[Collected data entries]
========================================================================
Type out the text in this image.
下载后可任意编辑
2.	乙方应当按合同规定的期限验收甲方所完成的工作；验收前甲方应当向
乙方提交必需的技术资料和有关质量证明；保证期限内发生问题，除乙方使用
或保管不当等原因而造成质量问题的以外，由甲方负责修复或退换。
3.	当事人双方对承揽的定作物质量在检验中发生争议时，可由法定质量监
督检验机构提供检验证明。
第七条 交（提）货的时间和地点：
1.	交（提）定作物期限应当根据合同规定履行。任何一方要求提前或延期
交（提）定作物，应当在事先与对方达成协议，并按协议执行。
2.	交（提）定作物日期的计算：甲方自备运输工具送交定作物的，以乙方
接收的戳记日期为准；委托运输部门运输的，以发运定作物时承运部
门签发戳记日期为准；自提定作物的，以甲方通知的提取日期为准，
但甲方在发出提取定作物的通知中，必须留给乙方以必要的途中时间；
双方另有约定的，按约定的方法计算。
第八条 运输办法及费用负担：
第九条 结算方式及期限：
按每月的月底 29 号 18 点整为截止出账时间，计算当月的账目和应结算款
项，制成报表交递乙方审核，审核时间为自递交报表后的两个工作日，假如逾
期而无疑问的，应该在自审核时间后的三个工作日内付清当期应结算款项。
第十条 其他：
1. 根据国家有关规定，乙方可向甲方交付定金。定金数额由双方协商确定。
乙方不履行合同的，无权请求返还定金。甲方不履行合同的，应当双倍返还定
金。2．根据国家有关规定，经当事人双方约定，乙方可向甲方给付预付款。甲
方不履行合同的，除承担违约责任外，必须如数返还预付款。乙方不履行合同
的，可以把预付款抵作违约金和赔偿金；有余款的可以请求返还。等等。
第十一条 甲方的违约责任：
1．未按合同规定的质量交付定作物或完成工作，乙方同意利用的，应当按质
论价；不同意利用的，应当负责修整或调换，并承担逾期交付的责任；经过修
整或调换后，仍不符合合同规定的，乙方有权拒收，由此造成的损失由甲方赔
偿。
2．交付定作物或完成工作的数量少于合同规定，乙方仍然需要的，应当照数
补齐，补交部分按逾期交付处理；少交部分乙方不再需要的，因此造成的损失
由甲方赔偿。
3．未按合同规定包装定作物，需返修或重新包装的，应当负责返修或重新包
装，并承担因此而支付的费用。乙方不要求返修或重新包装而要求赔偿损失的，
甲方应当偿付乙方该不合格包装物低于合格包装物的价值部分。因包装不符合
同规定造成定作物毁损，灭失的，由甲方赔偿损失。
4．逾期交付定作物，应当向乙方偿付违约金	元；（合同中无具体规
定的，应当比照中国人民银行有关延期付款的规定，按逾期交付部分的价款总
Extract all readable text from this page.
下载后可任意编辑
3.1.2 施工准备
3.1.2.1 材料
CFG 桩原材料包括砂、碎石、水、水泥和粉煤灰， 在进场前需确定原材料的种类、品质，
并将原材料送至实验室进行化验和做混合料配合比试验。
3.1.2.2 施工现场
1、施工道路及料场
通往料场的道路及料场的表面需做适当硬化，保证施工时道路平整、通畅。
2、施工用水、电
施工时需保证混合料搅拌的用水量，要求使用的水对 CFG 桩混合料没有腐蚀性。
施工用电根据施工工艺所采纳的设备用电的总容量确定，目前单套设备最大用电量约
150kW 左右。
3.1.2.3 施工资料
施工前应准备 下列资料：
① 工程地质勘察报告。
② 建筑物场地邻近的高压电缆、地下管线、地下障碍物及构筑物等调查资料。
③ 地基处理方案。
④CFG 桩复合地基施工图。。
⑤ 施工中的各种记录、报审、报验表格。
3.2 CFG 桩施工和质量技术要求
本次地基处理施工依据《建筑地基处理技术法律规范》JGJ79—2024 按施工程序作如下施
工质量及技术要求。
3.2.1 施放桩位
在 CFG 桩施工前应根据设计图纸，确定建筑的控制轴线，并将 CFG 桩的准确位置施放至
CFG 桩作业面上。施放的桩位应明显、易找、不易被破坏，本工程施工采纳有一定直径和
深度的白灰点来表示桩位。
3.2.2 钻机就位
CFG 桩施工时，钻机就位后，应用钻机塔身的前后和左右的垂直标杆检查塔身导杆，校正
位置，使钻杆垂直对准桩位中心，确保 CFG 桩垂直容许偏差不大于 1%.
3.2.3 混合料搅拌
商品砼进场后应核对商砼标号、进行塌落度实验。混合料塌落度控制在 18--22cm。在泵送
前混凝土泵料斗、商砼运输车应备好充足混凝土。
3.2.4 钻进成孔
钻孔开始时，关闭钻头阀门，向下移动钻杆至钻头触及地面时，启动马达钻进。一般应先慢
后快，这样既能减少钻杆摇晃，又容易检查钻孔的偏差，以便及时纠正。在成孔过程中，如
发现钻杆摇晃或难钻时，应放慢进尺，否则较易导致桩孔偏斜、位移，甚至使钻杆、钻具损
========================================================================
Collect from the data above every line that includes "text".

§ **Expected answer**
Type out the text in this image.
Extract all readable text from this page.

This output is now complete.